◆ TASK OBJECTIVE: Pull every line with the word "title" out of the entries below.

◆ Data excerpts:
## Begin

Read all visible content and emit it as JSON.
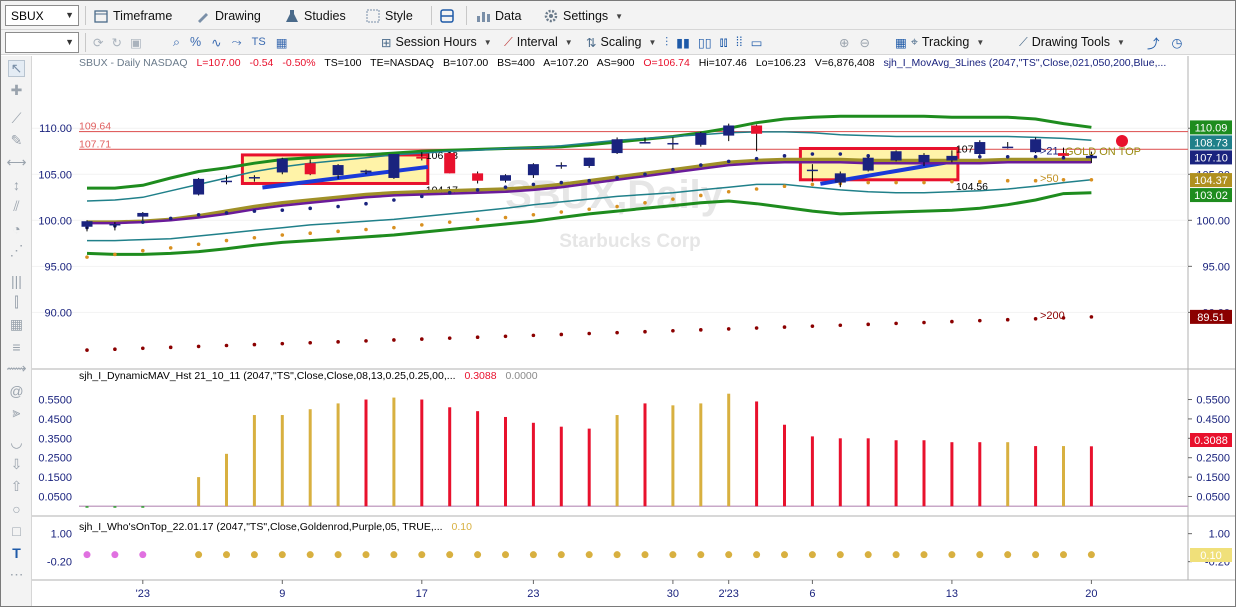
{
  "toolbar1": {
    "symbol": "SBUX",
    "timeframe": "Timeframe",
    "drawing": "Drawing",
    "studies": "Studies",
    "style": "Style",
    "data": "Data",
    "settings": "Settings"
  },
  "toolbar2": {
    "interval_box": "",
    "session_hours": "Session Hours",
    "interval": "Interval",
    "scaling": "Scaling",
    "tracking": "Tracking",
    "drawing_tools": "Drawing Tools"
  },
  "colors": {
    "up": "#1a237e",
    "down": "#e8112d",
    "ma21": "#6a1b9a",
    "ma50": "#8b8b22",
    "ma200": "#8b0000",
    "env_green": "#1e8c1e",
    "env_teal": "#20808a",
    "gold": "#d8b040",
    "redline": "#e06060"
  },
  "chart_data": [
    {
      "type": "candlestick",
      "title": "SBUX - Daily  NASDAQ",
      "header": {
        "last": "L=107.00",
        "chg": "-0.54",
        "pct": "-0.50%",
        "ts": "TS=100",
        "te": "TE=NASDAQ",
        "bid": "B=107.00",
        "bs": "BS=400",
        "ask": "A=107.20",
        "as": "AS=900",
        "open": "O=106.74",
        "hi": "Hi=107.46",
        "lo": "Lo=106.23",
        "vol": "V=6,876,408",
        "study": "sjh_I_MovAvg_3Lines (2047,\"TS\",Close,021,050,200,Blue,..."
      },
      "watermark": "SBUX,Daily",
      "watermark_sub": "Starbucks Corp",
      "ylim": [
        84.5,
        116.0
      ],
      "yticks": [
        "110.00",
        "105.00",
        "100.00",
        "95.00",
        "90.00"
      ],
      "ytick_values": [
        110,
        105,
        100,
        95,
        90
      ],
      "xticks": [
        {
          "label": "'23",
          "i": 2
        },
        {
          "label": "9",
          "i": 7
        },
        {
          "label": "17",
          "i": 12
        },
        {
          "label": "23",
          "i": 16
        },
        {
          "label": "30",
          "i": 21
        },
        {
          "label": "2'23",
          "i": 23
        },
        {
          "label": "6",
          "i": 26
        },
        {
          "label": "13",
          "i": 31
        },
        {
          "label": "20",
          "i": 36
        }
      ],
      "candles": [
        {
          "o": 99.3,
          "h": 100.0,
          "l": 98.8,
          "c": 99.9
        },
        {
          "o": 99.6,
          "h": 99.8,
          "l": 98.9,
          "c": 99.6
        },
        {
          "o": 100.4,
          "h": 100.9,
          "l": 100.0,
          "c": 100.8
        },
        {
          "o": 0,
          "h": 0,
          "l": 0,
          "c": 0
        },
        {
          "o": 102.8,
          "h": 104.6,
          "l": 102.7,
          "c": 104.5
        },
        {
          "o": 104.3,
          "h": 104.9,
          "l": 103.9,
          "c": 104.3
        },
        {
          "o": 104.7,
          "h": 104.9,
          "l": 104.2,
          "c": 104.7
        },
        {
          "o": 105.2,
          "h": 106.8,
          "l": 105.0,
          "c": 106.7
        },
        {
          "o": 106.2,
          "h": 106.6,
          "l": 104.9,
          "c": 105.0
        },
        {
          "o": 104.9,
          "h": 106.1,
          "l": 104.5,
          "c": 106.0
        },
        {
          "o": 105.2,
          "h": 105.5,
          "l": 105.0,
          "c": 105.4
        },
        {
          "o": 104.6,
          "h": 107.2,
          "l": 104.5,
          "c": 107.2
        },
        {
          "o": 106.9,
          "h": 107.4,
          "l": 106.5,
          "c": 106.7
        },
        {
          "o": 107.3,
          "h": 107.4,
          "l": 105.1,
          "c": 105.1
        },
        {
          "o": 105.1,
          "h": 105.3,
          "l": 104.0,
          "c": 104.3
        },
        {
          "o": 104.3,
          "h": 105.0,
          "l": 104.1,
          "c": 104.9
        },
        {
          "o": 104.9,
          "h": 106.2,
          "l": 104.6,
          "c": 106.1
        },
        {
          "o": 106.0,
          "h": 106.3,
          "l": 105.6,
          "c": 106.0
        },
        {
          "o": 105.9,
          "h": 106.8,
          "l": 105.7,
          "c": 106.8
        },
        {
          "o": 107.3,
          "h": 109.0,
          "l": 107.2,
          "c": 108.8
        },
        {
          "o": 108.5,
          "h": 109.0,
          "l": 108.4,
          "c": 108.5
        },
        {
          "o": 108.4,
          "h": 109.0,
          "l": 107.7,
          "c": 108.4
        },
        {
          "o": 108.2,
          "h": 109.6,
          "l": 108.0,
          "c": 109.5
        },
        {
          "o": 109.2,
          "h": 110.5,
          "l": 108.6,
          "c": 110.3
        },
        {
          "o": 110.3,
          "h": 110.4,
          "l": 107.5,
          "c": 109.4
        },
        {
          "o": 0,
          "h": 0,
          "l": 0,
          "c": 0
        },
        {
          "o": 105.5,
          "h": 106.1,
          "l": 104.2,
          "c": 105.5
        },
        {
          "o": 104.1,
          "h": 105.3,
          "l": 103.6,
          "c": 105.1
        },
        {
          "o": 105.4,
          "h": 106.9,
          "l": 105.3,
          "c": 106.8
        },
        {
          "o": 106.5,
          "h": 107.6,
          "l": 106.4,
          "c": 107.5
        },
        {
          "o": 106.3,
          "h": 107.3,
          "l": 105.9,
          "c": 107.1
        },
        {
          "o": 106.5,
          "h": 107.6,
          "l": 106.3,
          "c": 107.0
        },
        {
          "o": 107.2,
          "h": 108.7,
          "l": 107.1,
          "c": 108.5
        },
        {
          "o": 108.0,
          "h": 108.5,
          "l": 107.8,
          "c": 108.0
        },
        {
          "o": 107.4,
          "h": 109.0,
          "l": 107.3,
          "c": 108.8
        },
        {
          "o": 107.3,
          "h": 107.9,
          "l": 106.9,
          "c": 107.0
        },
        {
          "o": 106.74,
          "h": 107.46,
          "l": 106.23,
          "c": 107.0
        }
      ],
      "lines": {
        "env_green_upper": [
          103.5,
          103.5,
          103.8,
          104.6,
          105.3,
          105.7,
          106.2,
          106.6,
          106.8,
          107.0,
          107.1,
          107.3,
          107.5,
          107.6,
          107.7,
          107.8,
          107.9,
          108.0,
          108.2,
          108.5,
          108.8,
          109.1,
          109.5,
          110.0,
          110.6,
          111.0,
          111.2,
          111.3,
          111.3,
          111.3,
          111.3,
          111.2,
          111.2,
          111.2,
          111.0,
          110.5,
          110.1
        ],
        "env_teal_upper": [
          102.1,
          102.2,
          102.5,
          103.2,
          103.9,
          104.6,
          105.3,
          105.8,
          106.2,
          106.5,
          106.8,
          107.1,
          107.3,
          107.5,
          107.6,
          107.8,
          107.9,
          108.1,
          108.4,
          108.7,
          108.9,
          109.1,
          109.3,
          109.5,
          109.6,
          109.6,
          109.5,
          109.3,
          109.2,
          109.1,
          109.1,
          109.1,
          109.1,
          109.1,
          109.0,
          108.9,
          108.7
        ],
        "ma50_gold": [
          99.8,
          99.8,
          99.9,
          100.1,
          100.5,
          101.0,
          101.5,
          101.9,
          102.2,
          102.5,
          102.8,
          103.0,
          103.1,
          103.2,
          103.3,
          103.4,
          103.6,
          103.9,
          104.3,
          104.7,
          105.1,
          105.5,
          105.9,
          106.3,
          106.5,
          106.6,
          106.6,
          106.6,
          106.5,
          106.5,
          106.5,
          106.5,
          106.5,
          106.6,
          106.6,
          106.6,
          106.6
        ],
        "ma21_purple": [
          99.7,
          99.7,
          99.8,
          100.0,
          100.3,
          100.7,
          101.2,
          101.6,
          101.9,
          102.2,
          102.5,
          102.7,
          102.8,
          102.9,
          103.0,
          103.1,
          103.3,
          103.6,
          104.0,
          104.4,
          104.8,
          105.2,
          105.6,
          106.0,
          106.2,
          106.3,
          106.3,
          106.3,
          106.2,
          106.2,
          106.2,
          106.2,
          106.2,
          106.3,
          106.3,
          106.3,
          106.3
        ],
        "env_teal_lower": [
          97.8,
          97.8,
          97.9,
          98.0,
          98.3,
          98.6,
          98.9,
          99.2,
          99.5,
          99.7,
          99.9,
          100.1,
          100.4,
          100.7,
          101.0,
          101.3,
          101.7,
          102.0,
          102.3,
          102.6,
          102.8,
          103.0,
          103.3,
          103.6,
          103.9,
          103.9,
          103.6,
          103.3,
          103.1,
          103.0,
          103.0,
          103.1,
          103.2,
          103.4,
          103.7,
          104.1,
          104.4
        ],
        "env_green_lower": [
          96.4,
          96.3,
          96.3,
          96.4,
          96.6,
          96.9,
          97.3,
          97.6,
          97.8,
          98.0,
          98.2,
          98.4,
          98.7,
          99.0,
          99.3,
          99.6,
          99.9,
          100.3,
          100.7,
          101.0,
          101.3,
          101.6,
          101.9,
          102.1,
          101.8,
          101.4,
          101.0,
          100.7,
          100.8,
          100.9,
          101.0,
          101.1,
          101.3,
          101.7,
          102.2,
          102.9,
          103.0
        ]
      },
      "dots": {
        "blue": [
          99.2,
          99.4,
          99.8,
          100.2,
          100.6,
          100.8,
          101.0,
          101.1,
          101.3,
          101.5,
          101.8,
          102.2,
          102.6,
          103.0,
          103.3,
          103.6,
          103.9,
          104.1,
          104.3,
          104.6,
          105.0,
          105.5,
          106.0,
          106.4,
          106.7,
          107.0,
          107.2,
          107.2,
          107.0,
          106.9,
          106.8,
          106.8,
          106.9,
          106.9,
          106.9,
          106.8,
          107.0
        ],
        "gold": [
          96.0,
          96.3,
          96.7,
          97.0,
          97.4,
          97.8,
          98.1,
          98.4,
          98.6,
          98.8,
          99.0,
          99.2,
          99.5,
          99.8,
          100.1,
          100.3,
          100.6,
          100.9,
          101.2,
          101.5,
          101.9,
          102.3,
          102.7,
          103.1,
          103.4,
          103.7,
          103.9,
          104.0,
          104.1,
          104.1,
          104.1,
          104.2,
          104.2,
          104.3,
          104.3,
          104.4,
          104.4
        ],
        "dkred": [
          85.9,
          86.0,
          86.1,
          86.2,
          86.3,
          86.4,
          86.5,
          86.6,
          86.7,
          86.8,
          86.9,
          87.0,
          87.1,
          87.2,
          87.3,
          87.4,
          87.5,
          87.6,
          87.7,
          87.8,
          87.9,
          88.0,
          88.1,
          88.2,
          88.3,
          88.4,
          88.5,
          88.6,
          88.7,
          88.8,
          88.9,
          89.0,
          89.1,
          89.2,
          89.3,
          89.4,
          89.51
        ]
      },
      "hlines": [
        {
          "value": 109.64,
          "label": "109.64",
          "color": "#e06060"
        },
        {
          "value": 107.71,
          "label": "107.71",
          "color": "#e06060"
        }
      ],
      "boxes": [
        {
          "i0": 6,
          "i1": 12,
          "top": 107.1,
          "bottom": 104.0,
          "label_top": "106.68",
          "label_bottom": "104.17"
        },
        {
          "i0": 26,
          "i1": 31,
          "top": 107.8,
          "bottom": 104.4,
          "label_top": "107.",
          "label_bottom": "104.56"
        }
      ],
      "right_labels": [
        {
          "text": ">21",
          "value": 107.6,
          "color": "#1a237e"
        },
        {
          "text": ">50",
          "value": 104.6,
          "color": "#c09020"
        },
        {
          "text": ">200",
          "value": 89.7,
          "color": "#8b0000"
        }
      ],
      "gold_on_top": "GOLD ON TOP",
      "value_badges": [
        {
          "text": "110.09",
          "value": 110.09,
          "bg": "#1e8c1e",
          "fg": "#ffffff"
        },
        {
          "text": "108.73",
          "value": 108.73,
          "bg": "#20808a",
          "fg": "#ffffff"
        },
        {
          "text": "107.10",
          "value": 107.1,
          "bg": "#1a237e",
          "fg": "#ffffff"
        },
        {
          "text": "104.37",
          "value": 104.37,
          "bg": "#b09020",
          "fg": "#ffffff"
        },
        {
          "text": "103.02",
          "value": 103.02,
          "bg": "#1e8c1e",
          "fg": "#ffffff"
        },
        {
          "text": "89.51",
          "value": 89.51,
          "bg": "#8b0000",
          "fg": "#ffffff"
        }
      ]
    },
    {
      "type": "bar",
      "title": "sjh_I_DynamicMAV_Hst 21_10_11 (2047,\"TS\",Close,Close,08,13,0.25,0.25,00,...",
      "value1": "0.3088",
      "value2": "0.0000",
      "ylim": [
        -0.035,
        0.63
      ],
      "yticks": [
        "0.5500",
        "0.4500",
        "0.3500",
        "0.2500",
        "0.1500",
        "0.0500"
      ],
      "ytick_values": [
        0.55,
        0.45,
        0.35,
        0.25,
        0.15,
        0.05
      ],
      "badge": "0.3088",
      "values": [
        0.0,
        0.0,
        0.0,
        0.0,
        0.15,
        0.27,
        0.47,
        0.47,
        0.5,
        0.53,
        0.55,
        0.56,
        0.55,
        0.51,
        0.49,
        0.46,
        0.43,
        0.41,
        0.4,
        0.47,
        0.53,
        0.52,
        0.53,
        0.58,
        0.54,
        0.42,
        0.36,
        0.35,
        0.35,
        0.34,
        0.34,
        0.33,
        0.33,
        0.33,
        0.31,
        0.31,
        0.3088
      ],
      "colors": [
        "g",
        "g",
        "g",
        "",
        "y",
        "y",
        "y",
        "y",
        "y",
        "y",
        "r",
        "y",
        "r",
        "r",
        "r",
        "r",
        "r",
        "r",
        "r",
        "y",
        "r",
        "y",
        "y",
        "y",
        "r",
        "r",
        "r",
        "r",
        "r",
        "r",
        "r",
        "r",
        "r",
        "y",
        "r",
        "y",
        "r"
      ]
    },
    {
      "type": "scatter",
      "title": "sjh_I_Who'sOnTop_22.01.17 (2047,\"TS\",Close,Goldenrod,Purple,05, TRUE,...",
      "value": "0.10",
      "ylim": [
        -0.9,
        1.5
      ],
      "yticks": [
        "1.00",
        "-0.20"
      ],
      "ytick_values": [
        1.0,
        -0.2
      ],
      "badge": "0.10",
      "colors": [
        "p",
        "p",
        "p",
        "",
        "y",
        "y",
        "y",
        "y",
        "y",
        "y",
        "y",
        "y",
        "y",
        "y",
        "y",
        "y",
        "y",
        "y",
        "y",
        "y",
        "y",
        "y",
        "y",
        "y",
        "y",
        "y",
        "y",
        "y",
        "y",
        "y",
        "y",
        "y",
        "y",
        "y",
        "y",
        "y",
        "y"
      ]
    }
  ]
}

## End

◆ EXERCISE SOLUTION:
      "title": "SBUX - Daily  NASDAQ",
      "title": "sjh_I_DynamicMAV_Hst 21_10_11 (2047,\"TS\",Close,Close,08,13,0.25,0.25,00,...",
      "title": "sjh_I_Who'sOnTop_22.01.17 (2047,\"TS\",Close,Goldenrod,Purple,05, TRUE,...",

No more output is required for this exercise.